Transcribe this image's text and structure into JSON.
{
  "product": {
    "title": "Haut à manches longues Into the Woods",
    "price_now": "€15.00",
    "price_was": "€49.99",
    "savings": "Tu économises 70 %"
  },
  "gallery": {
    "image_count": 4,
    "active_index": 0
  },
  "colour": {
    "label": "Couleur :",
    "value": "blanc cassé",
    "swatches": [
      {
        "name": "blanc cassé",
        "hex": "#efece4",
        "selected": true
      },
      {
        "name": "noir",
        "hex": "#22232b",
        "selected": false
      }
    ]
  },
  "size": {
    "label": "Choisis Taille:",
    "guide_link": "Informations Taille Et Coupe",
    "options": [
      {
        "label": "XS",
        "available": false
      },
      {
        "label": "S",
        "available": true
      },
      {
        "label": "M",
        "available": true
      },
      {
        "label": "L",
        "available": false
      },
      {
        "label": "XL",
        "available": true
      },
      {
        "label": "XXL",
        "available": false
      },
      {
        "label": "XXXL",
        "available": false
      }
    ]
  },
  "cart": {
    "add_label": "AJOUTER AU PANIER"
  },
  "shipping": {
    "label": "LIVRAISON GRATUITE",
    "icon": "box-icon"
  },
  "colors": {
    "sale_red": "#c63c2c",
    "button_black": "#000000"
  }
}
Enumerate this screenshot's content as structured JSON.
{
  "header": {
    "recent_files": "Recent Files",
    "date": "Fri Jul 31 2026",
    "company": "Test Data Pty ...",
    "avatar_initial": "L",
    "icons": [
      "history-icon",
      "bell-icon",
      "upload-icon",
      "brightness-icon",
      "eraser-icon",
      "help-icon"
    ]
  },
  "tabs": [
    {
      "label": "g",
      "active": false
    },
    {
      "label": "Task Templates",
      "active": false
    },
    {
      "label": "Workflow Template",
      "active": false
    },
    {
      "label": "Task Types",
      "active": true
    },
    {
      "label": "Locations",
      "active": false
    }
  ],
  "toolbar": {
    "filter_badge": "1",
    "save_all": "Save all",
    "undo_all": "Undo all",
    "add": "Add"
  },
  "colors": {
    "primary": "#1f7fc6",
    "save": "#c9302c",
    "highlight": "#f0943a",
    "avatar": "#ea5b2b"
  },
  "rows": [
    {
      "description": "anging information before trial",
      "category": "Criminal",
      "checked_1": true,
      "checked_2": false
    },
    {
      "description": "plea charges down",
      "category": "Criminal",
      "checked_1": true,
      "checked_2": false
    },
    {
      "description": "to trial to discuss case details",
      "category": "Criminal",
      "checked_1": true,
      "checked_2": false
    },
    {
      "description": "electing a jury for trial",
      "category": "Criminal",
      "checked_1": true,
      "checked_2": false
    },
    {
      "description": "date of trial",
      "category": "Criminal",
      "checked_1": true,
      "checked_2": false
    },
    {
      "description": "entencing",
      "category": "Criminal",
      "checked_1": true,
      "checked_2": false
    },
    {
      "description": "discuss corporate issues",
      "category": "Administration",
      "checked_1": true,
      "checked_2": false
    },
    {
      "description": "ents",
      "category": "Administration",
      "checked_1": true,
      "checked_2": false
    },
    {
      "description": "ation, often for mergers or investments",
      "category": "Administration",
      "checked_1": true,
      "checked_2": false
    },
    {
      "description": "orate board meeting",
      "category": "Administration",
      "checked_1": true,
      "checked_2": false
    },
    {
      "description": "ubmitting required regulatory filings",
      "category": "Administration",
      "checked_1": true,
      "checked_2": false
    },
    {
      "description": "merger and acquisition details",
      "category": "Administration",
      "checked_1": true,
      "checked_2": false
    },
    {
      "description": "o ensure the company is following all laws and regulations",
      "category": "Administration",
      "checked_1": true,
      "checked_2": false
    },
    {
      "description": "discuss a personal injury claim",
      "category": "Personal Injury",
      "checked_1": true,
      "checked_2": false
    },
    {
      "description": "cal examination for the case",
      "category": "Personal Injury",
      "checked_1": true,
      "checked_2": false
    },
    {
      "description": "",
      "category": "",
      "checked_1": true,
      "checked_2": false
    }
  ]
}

───

Problem to work on: Reproduce each record exactly as it appears.

Task result:
Transcribe this image's text and structure into JSON.
{
  "product": {
    "title": "Haut à manches longues Into the Woods",
    "price_now": "€15.00",
    "price_was": "€49.99",
    "savings": "Tu économises 70 %"
  },
  "gallery": {
    "image_count": 4,
    "active_index": 0
  },
  "colour": {
    "label": "Couleur :",
    "value": "blanc cassé",
    "swatches": [
      {
        "name": "blanc cassé",
        "hex": "#efece4",
        "selected": true
      },
      {
        "name": "noir",
        "hex": "#22232b",
        "selected": false
      }
    ]
  },
  "size": {
    "label": "Choisis Taille:",
    "guide_link": "Informations Taille Et Coupe",
    "options": [
      {
        "label": "XS",
        "available": false
      },
      {
        "label": "S",
        "available": true
      },
      {
        "label": "M",
        "available": true
      },
      {
        "label": "L",
        "available": false
      },
      {
        "label": "XL",
        "available": true
      },
      {
        "label": "XXL",
        "available": false
      },
      {
        "label": "XXXL",
        "available": false
      }
    ]
  },
  "cart": {
    "add_label": "AJOUTER AU PANIER"
  },
  "shipping": {
    "label": "LIVRAISON GRATUITE",
    "icon": "box-icon"
  },
  "colors": {
    "sale_red": "#c63c2c",
    "button_black": "#000000"
  }
}
Enumerate this screenshot's content as structured JSON.
{
  "header": {
    "recent_files": "Recent Files",
    "date": "Fri Jul 31 2026",
    "company": "Test Data Pty ...",
    "avatar_initial": "L",
    "icons": [
      "history-icon",
      "bell-icon",
      "upload-icon",
      "brightness-icon",
      "eraser-icon",
      "help-icon"
    ]
  },
  "tabs": [
    {
      "label": "g",
      "active": false
    },
    {
      "label": "Task Templates",
      "active": false
    },
    {
      "label": "Workflow Template",
      "active": false
    },
    {
      "label": "Task Types",
      "active": true
    },
    {
      "label": "Locations",
      "active": false
    }
  ],
  "toolbar": {
    "filter_badge": "1",
    "save_all": "Save all",
    "undo_all": "Undo all",
    "add": "Add"
  },
  "colors": {
    "primary": "#1f7fc6",
    "save": "#c9302c",
    "highlight": "#f0943a",
    "avatar": "#ea5b2b"
  },
  "rows": [
    {
      "description": "anging information before trial",
      "category": "Criminal",
      "checked_1": true,
      "checked_2": false
    },
    {
      "description": "plea charges down",
      "category": "Criminal",
      "checked_1": true,
      "checked_2": false
    },
    {
      "description": "to trial to discuss case details",
      "category": "Criminal",
      "checked_1": true,
      "checked_2": false
    },
    {
      "description": "electing a jury for trial",
      "category": "Criminal",
      "checked_1": true,
      "checked_2": false
    },
    {
      "description": "date of trial",
      "category": "Criminal",
      "checked_1": true,
      "checked_2": false
    },
    {
      "description": "entencing",
      "category": "Criminal",
      "checked_1": true,
      "checked_2": false
    },
    {
      "description": "discuss corporate issues",
      "category": "Administration",
      "checked_1": true,
      "checked_2": false
    },
    {
      "description": "ents",
      "category": "Administration",
      "checked_1": true,
      "checked_2": false
    },
    {
      "description": "ation, often for mergers or investments",
      "category": "Administration",
      "checked_1": true,
      "checked_2": false
    },
    {
      "description": "orate board meeting",
      "category": "Administration",
      "checked_1": true,
      "checked_2": false
    },
    {
      "description": "ubmitting required regulatory filings",
      "category": "Administration",
      "checked_1": true,
      "checked_2": false
    },
    {
      "description": "merger and acquisition details",
      "category": "Administration",
      "checked_1": true,
      "checked_2": false
    },
    {
      "description": "o ensure the company is following all laws and regulations",
      "category": "Administration",
      "checked_1": true,
      "checked_2": false
    },
    {
      "description": "discuss a personal injury claim",
      "category": "Personal Injury",
      "checked_1": true,
      "checked_2": false
    },
    {
      "description": "cal examination for the case",
      "category": "Personal Injury",
      "checked_1": true,
      "checked_2": false
    },
    {
      "description": "",
      "category": "",
      "checked_1": true,
      "checked_2": false
    }
  ]
}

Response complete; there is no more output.